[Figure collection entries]
══════

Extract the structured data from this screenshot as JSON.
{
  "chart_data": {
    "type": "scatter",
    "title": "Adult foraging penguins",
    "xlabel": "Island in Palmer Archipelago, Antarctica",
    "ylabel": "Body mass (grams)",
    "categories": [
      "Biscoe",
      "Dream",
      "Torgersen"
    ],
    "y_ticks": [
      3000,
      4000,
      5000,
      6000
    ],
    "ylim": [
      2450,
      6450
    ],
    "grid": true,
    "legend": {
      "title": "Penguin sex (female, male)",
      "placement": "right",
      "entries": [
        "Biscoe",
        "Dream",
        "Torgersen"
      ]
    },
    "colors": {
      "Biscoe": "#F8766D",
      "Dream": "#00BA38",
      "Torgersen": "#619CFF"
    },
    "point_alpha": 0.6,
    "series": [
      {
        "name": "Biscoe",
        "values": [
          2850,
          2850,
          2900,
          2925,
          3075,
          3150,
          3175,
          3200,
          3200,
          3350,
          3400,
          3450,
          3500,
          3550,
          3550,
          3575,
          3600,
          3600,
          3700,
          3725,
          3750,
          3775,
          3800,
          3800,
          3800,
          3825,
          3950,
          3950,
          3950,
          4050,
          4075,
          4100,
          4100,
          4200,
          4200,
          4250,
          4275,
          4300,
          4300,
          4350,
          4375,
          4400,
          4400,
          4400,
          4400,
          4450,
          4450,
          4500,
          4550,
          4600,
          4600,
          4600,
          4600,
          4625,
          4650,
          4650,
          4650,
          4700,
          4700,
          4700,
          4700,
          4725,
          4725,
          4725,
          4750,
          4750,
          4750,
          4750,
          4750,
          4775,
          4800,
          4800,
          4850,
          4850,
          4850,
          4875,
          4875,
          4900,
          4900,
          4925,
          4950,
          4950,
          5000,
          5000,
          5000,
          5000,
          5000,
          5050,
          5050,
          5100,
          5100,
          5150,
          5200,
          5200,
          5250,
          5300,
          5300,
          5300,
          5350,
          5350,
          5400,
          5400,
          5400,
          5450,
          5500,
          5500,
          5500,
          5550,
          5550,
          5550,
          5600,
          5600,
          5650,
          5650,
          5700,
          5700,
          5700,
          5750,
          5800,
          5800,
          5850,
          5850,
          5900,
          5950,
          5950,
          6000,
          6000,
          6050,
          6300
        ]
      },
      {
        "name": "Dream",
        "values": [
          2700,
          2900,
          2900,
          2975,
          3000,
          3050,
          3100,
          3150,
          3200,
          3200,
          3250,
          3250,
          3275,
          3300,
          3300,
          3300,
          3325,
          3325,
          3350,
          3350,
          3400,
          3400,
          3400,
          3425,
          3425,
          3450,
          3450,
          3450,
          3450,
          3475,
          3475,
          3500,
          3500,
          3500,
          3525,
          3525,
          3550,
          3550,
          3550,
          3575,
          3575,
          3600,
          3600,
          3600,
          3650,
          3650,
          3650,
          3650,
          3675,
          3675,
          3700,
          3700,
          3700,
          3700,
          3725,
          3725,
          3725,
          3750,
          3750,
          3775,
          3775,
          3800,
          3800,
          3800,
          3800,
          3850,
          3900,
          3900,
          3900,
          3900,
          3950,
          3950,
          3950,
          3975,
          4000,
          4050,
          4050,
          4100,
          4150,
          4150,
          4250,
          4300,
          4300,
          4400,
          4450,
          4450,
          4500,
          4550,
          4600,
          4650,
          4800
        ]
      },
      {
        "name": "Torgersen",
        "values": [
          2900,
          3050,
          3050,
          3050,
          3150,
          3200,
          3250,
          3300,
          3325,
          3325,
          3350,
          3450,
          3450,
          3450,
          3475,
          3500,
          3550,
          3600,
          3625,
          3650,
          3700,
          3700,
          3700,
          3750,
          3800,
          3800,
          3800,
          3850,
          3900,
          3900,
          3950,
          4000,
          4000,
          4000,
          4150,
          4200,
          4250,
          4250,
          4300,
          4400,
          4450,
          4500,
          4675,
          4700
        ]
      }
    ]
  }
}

══════

State, as a bare number, how many lines of the listing hold the word "Biscoe".

### Output for this exercise
4